→ Records to use:
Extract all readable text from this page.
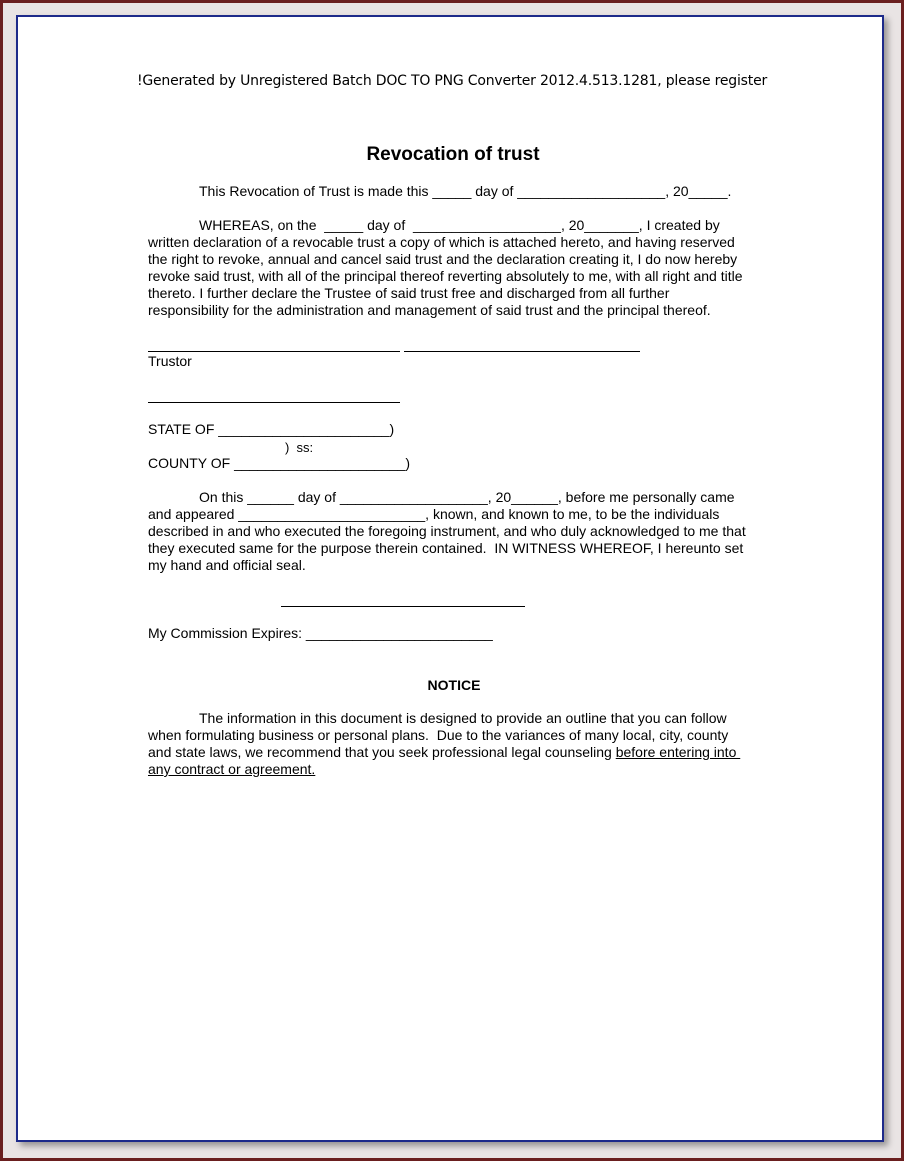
!Generated by Unregistered Batch DOC TO PNG Converter 2012.4.513.1281, please register
Revocation of trust
This Revocation of Trust is made this _____ day of ___________________, 20_____.
WHEREAS, on the  _____ day of  ___________________, 20_______, I created by
written declaration of a revocable trust a copy of which is attached hereto, and having reserved
the right to revoke, annual and cancel said trust and the declaration creating it, I do now hereby
revoke said trust, with all of the principal thereof reverting absolutely to me, with all right and title
thereto. I further declare the Trustee of said trust free and discharged from all further
responsibility for the administration and management of said trust and the principal thereof.
Trustor
STATE OF ______________________)
)  ss:
COUNTY OF ______________________)
On this ______ day of ___________________, 20______, before me personally came
and appeared ________________________, known, and known to me, to be the individuals
described in and who executed the foregoing instrument, and who duly acknowledged to me that
they executed same for the purpose therein contained.  IN WITNESS WHEREOF, I hereunto set
my hand and official seal.
My Commission Expires: ________________________
NOTICE
The information in this document is designed to provide an outline that you can follow
when formulating business or personal plans.  Due to the variances of many local, city, county
and state laws, we recommend that you seek professional legal counseling before entering into
any contract or agreement.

→ Task statement: Can you repeat every record above exactly, apart from the pictures?

→ Result of the exercise:
Extract all readable text from this page.
!Generated by Unregistered Batch DOC TO PNG Converter 2012.4.513.1281, please register
Revocation of trust
This Revocation of Trust is made this _____ day of ___________________, 20_____.
WHEREAS, on the  _____ day of  ___________________, 20_______, I created by
written declaration of a revocable trust a copy of which is attached hereto, and having reserved
the right to revoke, annual and cancel said trust and the declaration creating it, I do now hereby
revoke said trust, with all of the principal thereof reverting absolutely to me, with all right and title
thereto. I further declare the Trustee of said trust free and discharged from all further
responsibility for the administration and management of said trust and the principal thereof.
Trustor
STATE OF ______________________)
)  ss:
COUNTY OF ______________________)
On this ______ day of ___________________, 20______, before me personally came
and appeared ________________________, known, and known to me, to be the individuals
described in and who executed the foregoing instrument, and who duly acknowledged to me that
they executed same for the purpose therein contained.  IN WITNESS WHEREOF, I hereunto set
my hand and official seal.
My Commission Expires: ________________________
NOTICE
The information in this document is designed to provide an outline that you can follow
when formulating business or personal plans.  Due to the variances of many local, city, county
and state laws, we recommend that you seek professional legal counseling before entering into
any contract or agreement.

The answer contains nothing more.